Leave out the pictures, then reproduce the rest of the material exactly.

>> start Supplied material

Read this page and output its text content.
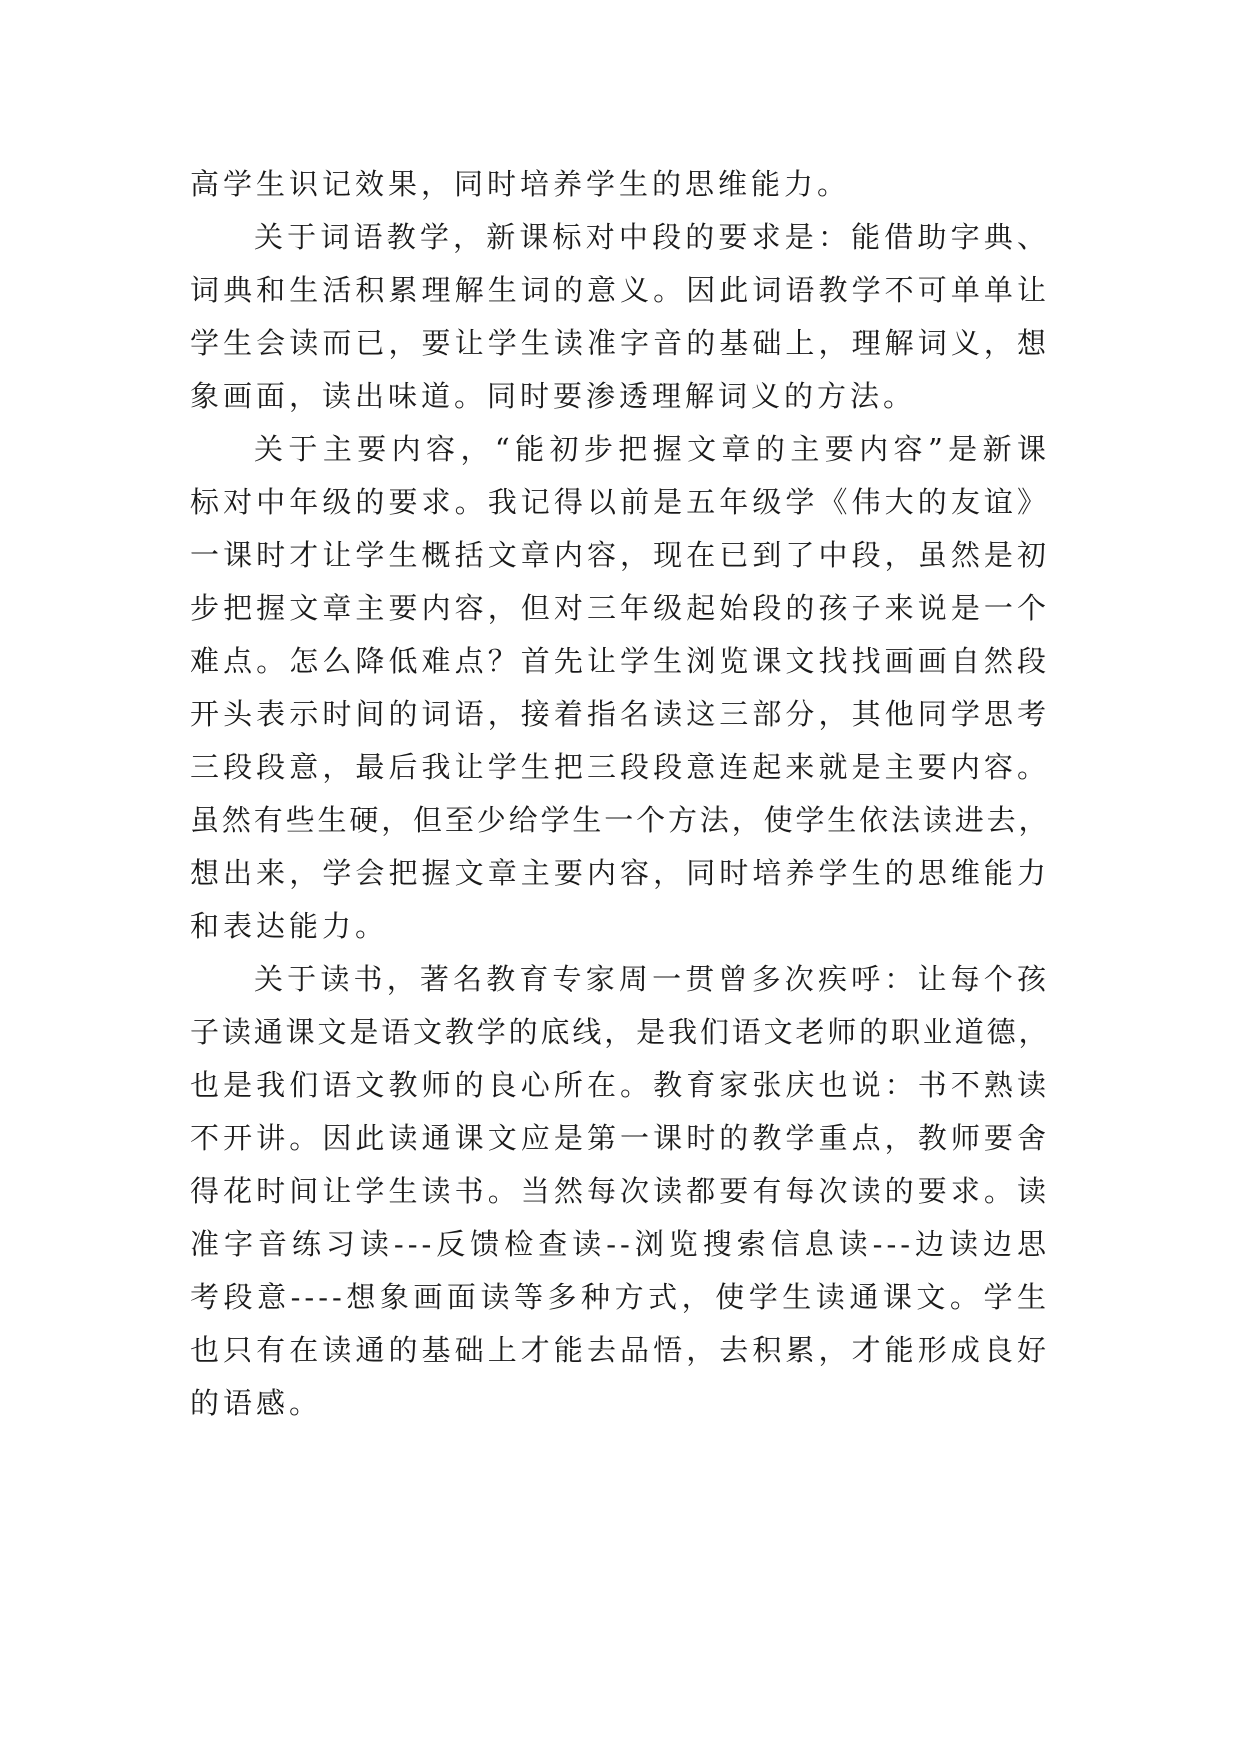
高学生识记效果，同时培养学生的思维能力。

关于词语教学，新课标对中段的要求是：能借助字典、

词典和生活积累理解生词的意义。因此词语教学不可单单让

学生会读而已，要让学生读准字音的基础上，理解词义，想

象画面，读出味道。同时要渗透理解词义的方法。

关于主要内容，“能初步把握文章的主要内容”是新课

标对中年级的要求。我记得以前是五年级学《伟大的友谊》

一课时才让学生概括文章内容，现在已到了中段，虽然是初

步把握文章主要内容，但对三年级起始段的孩子来说是一个

难点。怎么降低难点？首先让学生浏览课文找找画画自然段

开头表示时间的词语，接着指名读这三部分，其他同学思考

三段段意，最后我让学生把三段段意连起来就是主要内容。

虽然有些生硬，但至少给学生一个方法，使学生依法读进去，

想出来，学会把握文章主要内容，同时培养学生的思维能力

和表达能力。

关于读书，著名教育专家周一贯曾多次疾呼：让每个孩

子读通课文是语文教学的底线，是我们语文老师的职业道德，

也是我们语文教师的良心所在。教育家张庆也说：书不熟读

不开讲。因此读通课文应是第一课时的教学重点，教师要舍

得花时间让学生读书。当然每次读都要有每次读的要求。读

准字音练习读---反馈检查读--浏览搜索信息读---边读边思

考段意----想象画面读等多种方式，使学生读通课文。学生

也只有在读通的基础上才能去品悟，去积累，才能形成良好

的语感。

>> end Supplied material

Task result:
Read this page and output its text content.
高学生识记效果，同时培养学生的思维能力。

关于词语教学，新课标对中段的要求是：能借助字典、

词典和生活积累理解生词的意义。因此词语教学不可单单让

学生会读而已，要让学生读准字音的基础上，理解词义，想

象画面，读出味道。同时要渗透理解词义的方法。

关于主要内容，“能初步把握文章的主要内容”是新课

标对中年级的要求。我记得以前是五年级学《伟大的友谊》

一课时才让学生概括文章内容，现在已到了中段，虽然是初

步把握文章主要内容，但对三年级起始段的孩子来说是一个

难点。怎么降低难点？首先让学生浏览课文找找画画自然段

开头表示时间的词语，接着指名读这三部分，其他同学思考

三段段意，最后我让学生把三段段意连起来就是主要内容。

虽然有些生硬，但至少给学生一个方法，使学生依法读进去，

想出来，学会把握文章主要内容，同时培养学生的思维能力

和表达能力。

关于读书，著名教育专家周一贯曾多次疾呼：让每个孩

子读通课文是语文教学的底线，是我们语文老师的职业道德，

也是我们语文教师的良心所在。教育家张庆也说：书不熟读

不开讲。因此读通课文应是第一课时的教学重点，教师要舍

得花时间让学生读书。当然每次读都要有每次读的要求。读

准字音练习读---反馈检查读--浏览搜索信息读---边读边思

考段意----想象画面读等多种方式，使学生读通课文。学生

也只有在读通的基础上才能去品悟，去积累，才能形成良好

的语感。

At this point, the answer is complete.